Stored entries
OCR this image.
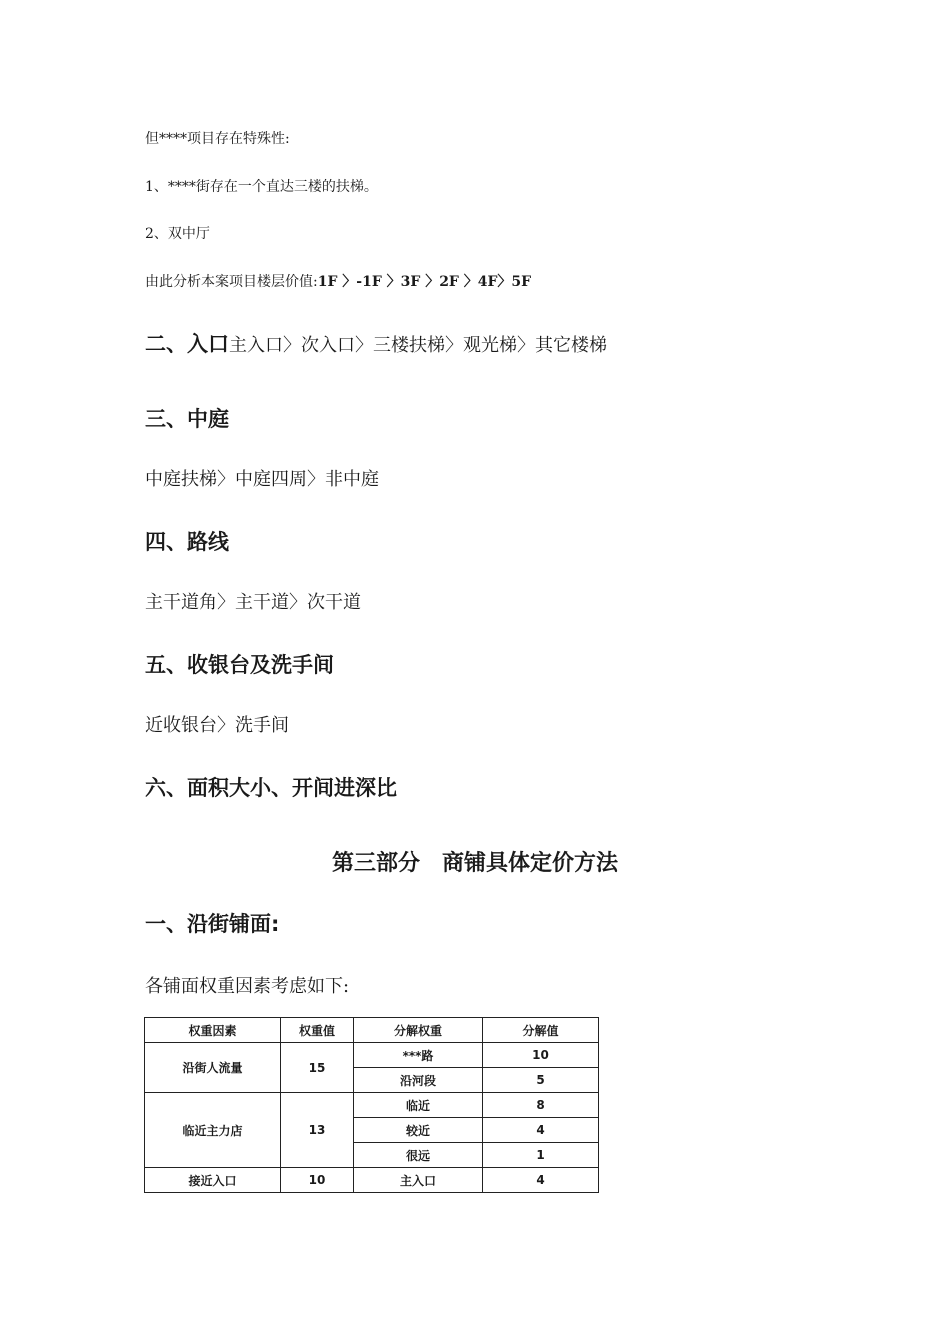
但****项目存在特殊性:
1、****街存在一个直达三楼的扶梯。
2、双中厅
由此分析本案项目楼层价值:1F 〉-1F 〉3F 〉2F 〉4F〉5F
二、入口主入口〉次入口〉三楼扶梯〉观光梯〉其它楼梯
三、中庭
中庭扶梯〉中庭四周〉非中庭
四、路线
主干道角〉主干道〉次干道
五、收银台及洗手间
近收银台〉洗手间
六、面积大小、开间进深比
第三部分　商铺具体定价方法
一、沿街铺面:
各铺面权重因素考虑如下:
权重因素	权重值	分解权重	分解值
沿街人流量	15	***路	10
		沿河段	5
临近主力店	13	临近	8
		较近	4
		很远	1
接近入口	10	主入口	4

**Work required**
Exclude all images and restate the records above word for word.

**Output of the task**
OCR this image.
但****项目存在特殊性:
1、****街存在一个直达三楼的扶梯。
2、双中厅
由此分析本案项目楼层价值:1F 〉-1F 〉3F 〉2F 〉4F〉5F
二、入口主入口〉次入口〉三楼扶梯〉观光梯〉其它楼梯
三、中庭
中庭扶梯〉中庭四周〉非中庭
四、路线
主干道角〉主干道〉次干道
五、收银台及洗手间
近收银台〉洗手间
六、面积大小、开间进深比
第三部分　商铺具体定价方法
一、沿街铺面:
各铺面权重因素考虑如下:
权重因素	权重值	分解权重	分解值
沿街人流量	15	***路	10
		沿河段	5
临近主力店	13	临近	8
		较近	4
		很远	1
接近入口	10	主入口	4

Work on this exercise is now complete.